Exercise input
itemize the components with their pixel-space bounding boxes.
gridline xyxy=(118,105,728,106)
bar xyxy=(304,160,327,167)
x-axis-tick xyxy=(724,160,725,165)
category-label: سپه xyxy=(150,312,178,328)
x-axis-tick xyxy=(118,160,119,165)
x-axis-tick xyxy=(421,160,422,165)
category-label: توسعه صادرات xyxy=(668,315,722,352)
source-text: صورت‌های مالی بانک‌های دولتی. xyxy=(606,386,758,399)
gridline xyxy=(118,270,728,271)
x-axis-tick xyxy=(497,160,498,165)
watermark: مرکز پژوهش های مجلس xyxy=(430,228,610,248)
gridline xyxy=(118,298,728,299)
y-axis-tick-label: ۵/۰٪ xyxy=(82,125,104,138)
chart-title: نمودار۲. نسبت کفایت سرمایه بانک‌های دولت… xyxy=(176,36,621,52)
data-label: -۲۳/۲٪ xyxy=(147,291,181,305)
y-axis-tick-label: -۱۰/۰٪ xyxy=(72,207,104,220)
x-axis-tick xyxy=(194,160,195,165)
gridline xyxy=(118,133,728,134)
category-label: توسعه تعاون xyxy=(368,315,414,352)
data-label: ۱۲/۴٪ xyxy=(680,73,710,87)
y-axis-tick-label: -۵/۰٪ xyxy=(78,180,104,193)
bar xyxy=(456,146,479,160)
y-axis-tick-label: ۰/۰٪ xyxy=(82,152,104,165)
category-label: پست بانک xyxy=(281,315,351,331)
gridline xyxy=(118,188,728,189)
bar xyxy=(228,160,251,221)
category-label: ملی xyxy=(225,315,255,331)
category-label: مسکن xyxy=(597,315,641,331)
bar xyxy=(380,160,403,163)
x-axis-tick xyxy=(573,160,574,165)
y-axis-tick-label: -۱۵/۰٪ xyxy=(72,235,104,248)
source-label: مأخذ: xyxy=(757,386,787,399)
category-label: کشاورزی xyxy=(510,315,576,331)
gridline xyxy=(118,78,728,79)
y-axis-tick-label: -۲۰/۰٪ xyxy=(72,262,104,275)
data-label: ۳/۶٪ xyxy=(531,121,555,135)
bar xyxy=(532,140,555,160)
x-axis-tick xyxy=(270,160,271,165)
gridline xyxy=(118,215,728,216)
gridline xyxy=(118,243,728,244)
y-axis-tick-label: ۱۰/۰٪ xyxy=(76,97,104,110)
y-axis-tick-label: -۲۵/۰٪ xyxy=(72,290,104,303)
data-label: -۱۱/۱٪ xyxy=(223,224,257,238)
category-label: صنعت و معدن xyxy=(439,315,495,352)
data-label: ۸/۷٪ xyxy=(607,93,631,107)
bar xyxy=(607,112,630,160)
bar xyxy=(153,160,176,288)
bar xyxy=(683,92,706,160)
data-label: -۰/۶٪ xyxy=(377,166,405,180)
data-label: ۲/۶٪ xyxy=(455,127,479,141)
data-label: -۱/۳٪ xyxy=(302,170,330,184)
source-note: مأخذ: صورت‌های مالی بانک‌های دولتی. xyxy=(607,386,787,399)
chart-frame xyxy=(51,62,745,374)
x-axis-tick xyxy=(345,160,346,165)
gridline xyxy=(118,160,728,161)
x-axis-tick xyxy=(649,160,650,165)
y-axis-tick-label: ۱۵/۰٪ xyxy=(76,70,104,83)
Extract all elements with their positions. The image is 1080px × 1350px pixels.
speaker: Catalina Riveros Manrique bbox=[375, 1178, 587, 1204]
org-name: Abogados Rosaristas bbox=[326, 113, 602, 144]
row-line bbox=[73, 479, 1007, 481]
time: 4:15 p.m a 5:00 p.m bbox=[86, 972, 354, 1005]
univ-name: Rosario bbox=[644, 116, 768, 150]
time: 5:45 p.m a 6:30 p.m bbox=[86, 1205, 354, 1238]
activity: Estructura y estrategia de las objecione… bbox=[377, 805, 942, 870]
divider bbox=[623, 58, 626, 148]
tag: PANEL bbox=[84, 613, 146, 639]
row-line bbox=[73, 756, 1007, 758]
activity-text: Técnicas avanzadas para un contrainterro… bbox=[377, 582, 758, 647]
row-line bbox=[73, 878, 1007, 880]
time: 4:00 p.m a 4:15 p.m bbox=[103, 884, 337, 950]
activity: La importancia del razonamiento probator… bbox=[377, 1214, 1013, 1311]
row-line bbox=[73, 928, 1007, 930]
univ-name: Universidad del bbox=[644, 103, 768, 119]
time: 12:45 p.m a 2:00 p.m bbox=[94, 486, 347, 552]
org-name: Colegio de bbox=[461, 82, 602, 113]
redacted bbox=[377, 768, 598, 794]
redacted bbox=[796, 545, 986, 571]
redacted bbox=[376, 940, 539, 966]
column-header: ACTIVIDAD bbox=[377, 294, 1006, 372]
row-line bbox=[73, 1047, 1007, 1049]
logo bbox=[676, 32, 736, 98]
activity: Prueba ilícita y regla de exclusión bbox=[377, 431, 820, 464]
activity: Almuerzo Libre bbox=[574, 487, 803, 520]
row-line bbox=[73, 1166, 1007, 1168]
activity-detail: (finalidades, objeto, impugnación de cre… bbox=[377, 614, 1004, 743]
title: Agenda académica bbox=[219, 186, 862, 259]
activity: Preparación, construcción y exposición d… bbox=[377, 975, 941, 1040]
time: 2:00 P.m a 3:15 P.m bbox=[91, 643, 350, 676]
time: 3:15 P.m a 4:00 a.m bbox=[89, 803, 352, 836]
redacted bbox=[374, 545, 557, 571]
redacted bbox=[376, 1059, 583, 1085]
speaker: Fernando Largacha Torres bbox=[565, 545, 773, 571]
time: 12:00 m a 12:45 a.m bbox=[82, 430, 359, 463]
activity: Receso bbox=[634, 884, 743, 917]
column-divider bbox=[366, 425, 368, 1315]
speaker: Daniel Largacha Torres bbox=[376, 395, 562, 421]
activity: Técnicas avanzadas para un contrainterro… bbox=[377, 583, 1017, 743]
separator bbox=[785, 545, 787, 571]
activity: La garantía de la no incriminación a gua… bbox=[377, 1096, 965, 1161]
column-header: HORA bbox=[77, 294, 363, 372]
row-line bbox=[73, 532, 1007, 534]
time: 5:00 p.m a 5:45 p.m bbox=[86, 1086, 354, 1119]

Work to do
Give only the number of lines above that contain the string "gridline", treating case as significant.

Completed task
9